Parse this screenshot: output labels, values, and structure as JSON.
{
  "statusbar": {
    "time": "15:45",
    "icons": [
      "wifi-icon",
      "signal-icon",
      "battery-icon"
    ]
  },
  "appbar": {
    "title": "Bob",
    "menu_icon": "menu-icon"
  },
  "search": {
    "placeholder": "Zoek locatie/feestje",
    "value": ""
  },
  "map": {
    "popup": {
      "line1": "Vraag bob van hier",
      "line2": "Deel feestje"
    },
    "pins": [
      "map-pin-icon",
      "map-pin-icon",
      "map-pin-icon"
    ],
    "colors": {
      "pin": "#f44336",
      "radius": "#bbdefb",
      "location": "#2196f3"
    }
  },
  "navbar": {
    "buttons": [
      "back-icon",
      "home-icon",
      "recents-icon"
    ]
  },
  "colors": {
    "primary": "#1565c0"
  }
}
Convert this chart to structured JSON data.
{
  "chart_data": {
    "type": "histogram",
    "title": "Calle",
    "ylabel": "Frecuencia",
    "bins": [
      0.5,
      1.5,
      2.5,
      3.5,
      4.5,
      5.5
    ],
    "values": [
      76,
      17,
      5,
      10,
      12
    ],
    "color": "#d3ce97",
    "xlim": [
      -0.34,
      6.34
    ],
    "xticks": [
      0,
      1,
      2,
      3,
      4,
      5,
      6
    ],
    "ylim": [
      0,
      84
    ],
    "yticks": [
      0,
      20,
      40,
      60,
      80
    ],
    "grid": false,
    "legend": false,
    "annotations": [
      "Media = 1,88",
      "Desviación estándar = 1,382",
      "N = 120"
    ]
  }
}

- WHAT IS EXPECTED -
Output all preceding records character for character.

- OUTPUT BELOW -
Parse this screenshot: output labels, values, and structure as JSON.
{
  "statusbar": {
    "time": "15:45",
    "icons": [
      "wifi-icon",
      "signal-icon",
      "battery-icon"
    ]
  },
  "appbar": {
    "title": "Bob",
    "menu_icon": "menu-icon"
  },
  "search": {
    "placeholder": "Zoek locatie/feestje",
    "value": ""
  },
  "map": {
    "popup": {
      "line1": "Vraag bob van hier",
      "line2": "Deel feestje"
    },
    "pins": [
      "map-pin-icon",
      "map-pin-icon",
      "map-pin-icon"
    ],
    "colors": {
      "pin": "#f44336",
      "radius": "#bbdefb",
      "location": "#2196f3"
    }
  },
  "navbar": {
    "buttons": [
      "back-icon",
      "home-icon",
      "recents-icon"
    ]
  },
  "colors": {
    "primary": "#1565c0"
  }
}
Convert this chart to structured JSON data.
{
  "chart_data": {
    "type": "histogram",
    "title": "Calle",
    "ylabel": "Frecuencia",
    "bins": [
      0.5,
      1.5,
      2.5,
      3.5,
      4.5,
      5.5
    ],
    "values": [
      76,
      17,
      5,
      10,
      12
    ],
    "color": "#d3ce97",
    "xlim": [
      -0.34,
      6.34
    ],
    "xticks": [
      0,
      1,
      2,
      3,
      4,
      5,
      6
    ],
    "ylim": [
      0,
      84
    ],
    "yticks": [
      0,
      20,
      40,
      60,
      80
    ],
    "grid": false,
    "legend": false,
    "annotations": [
      "Media = 1,88",
      "Desviación estándar = 1,382",
      "N = 120"
    ]
  }
}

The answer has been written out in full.